═══ DATA ═══
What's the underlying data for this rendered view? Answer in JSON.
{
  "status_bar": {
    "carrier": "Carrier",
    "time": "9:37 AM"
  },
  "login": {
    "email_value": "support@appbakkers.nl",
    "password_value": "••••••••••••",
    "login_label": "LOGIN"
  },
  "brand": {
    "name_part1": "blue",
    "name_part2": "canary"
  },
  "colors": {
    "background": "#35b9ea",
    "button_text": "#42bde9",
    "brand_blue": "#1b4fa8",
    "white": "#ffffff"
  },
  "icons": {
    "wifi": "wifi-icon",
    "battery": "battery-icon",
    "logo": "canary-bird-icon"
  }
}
═══
• STATED GOAL: Word for word, write out all of the data above.

• REPLY TO THE TASK:
What's the underlying data for this rendered view? Answer in JSON.
{
  "status_bar": {
    "carrier": "Carrier",
    "time": "9:37 AM"
  },
  "login": {
    "email_value": "support@appbakkers.nl",
    "password_value": "••••••••••••",
    "login_label": "LOGIN"
  },
  "brand": {
    "name_part1": "blue",
    "name_part2": "canary"
  },
  "colors": {
    "background": "#35b9ea",
    "button_text": "#42bde9",
    "brand_blue": "#1b4fa8",
    "white": "#ffffff"
  },
  "icons": {
    "wifi": "wifi-icon",
    "battery": "battery-icon",
    "logo": "canary-bird-icon"
  }
}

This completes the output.